----- Data excerpts

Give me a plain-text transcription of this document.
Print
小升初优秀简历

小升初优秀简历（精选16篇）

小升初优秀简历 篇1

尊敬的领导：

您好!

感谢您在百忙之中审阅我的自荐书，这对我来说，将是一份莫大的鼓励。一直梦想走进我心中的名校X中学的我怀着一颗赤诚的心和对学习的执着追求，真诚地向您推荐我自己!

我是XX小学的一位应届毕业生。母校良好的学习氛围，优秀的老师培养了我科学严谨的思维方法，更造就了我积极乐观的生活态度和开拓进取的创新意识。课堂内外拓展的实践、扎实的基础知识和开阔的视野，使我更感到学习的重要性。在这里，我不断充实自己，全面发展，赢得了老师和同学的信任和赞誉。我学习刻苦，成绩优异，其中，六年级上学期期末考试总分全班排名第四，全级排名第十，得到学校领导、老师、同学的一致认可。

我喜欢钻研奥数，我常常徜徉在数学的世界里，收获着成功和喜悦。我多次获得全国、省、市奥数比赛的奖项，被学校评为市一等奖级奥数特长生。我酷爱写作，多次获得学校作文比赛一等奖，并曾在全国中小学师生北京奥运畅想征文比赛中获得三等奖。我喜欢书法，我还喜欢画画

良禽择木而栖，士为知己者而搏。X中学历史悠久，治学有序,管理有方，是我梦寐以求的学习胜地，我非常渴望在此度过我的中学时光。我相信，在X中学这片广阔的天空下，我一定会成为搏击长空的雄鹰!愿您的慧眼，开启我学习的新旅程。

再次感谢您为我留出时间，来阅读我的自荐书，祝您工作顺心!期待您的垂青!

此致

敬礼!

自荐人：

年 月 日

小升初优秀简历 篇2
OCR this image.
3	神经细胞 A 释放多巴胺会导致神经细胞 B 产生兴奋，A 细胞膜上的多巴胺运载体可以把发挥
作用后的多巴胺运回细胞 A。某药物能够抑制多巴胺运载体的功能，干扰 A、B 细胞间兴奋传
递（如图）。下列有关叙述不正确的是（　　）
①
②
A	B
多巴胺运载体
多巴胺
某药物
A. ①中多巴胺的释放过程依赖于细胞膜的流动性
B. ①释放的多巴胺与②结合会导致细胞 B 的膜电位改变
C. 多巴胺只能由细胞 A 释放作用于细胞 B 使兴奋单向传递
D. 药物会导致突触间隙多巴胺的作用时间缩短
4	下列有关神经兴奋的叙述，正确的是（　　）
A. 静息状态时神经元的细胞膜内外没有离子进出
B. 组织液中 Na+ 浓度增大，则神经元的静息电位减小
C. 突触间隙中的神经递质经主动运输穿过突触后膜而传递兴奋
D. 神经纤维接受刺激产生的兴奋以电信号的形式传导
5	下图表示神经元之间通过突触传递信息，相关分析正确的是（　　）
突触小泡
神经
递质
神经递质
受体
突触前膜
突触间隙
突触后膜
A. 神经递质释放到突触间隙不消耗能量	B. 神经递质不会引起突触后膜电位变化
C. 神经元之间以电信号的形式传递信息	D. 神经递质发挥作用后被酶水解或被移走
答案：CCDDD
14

----------

Take every line from the data above that holds "this" and copy it out.

:: Task solution ::
Give me a plain-text transcription of this document.
OCR this image.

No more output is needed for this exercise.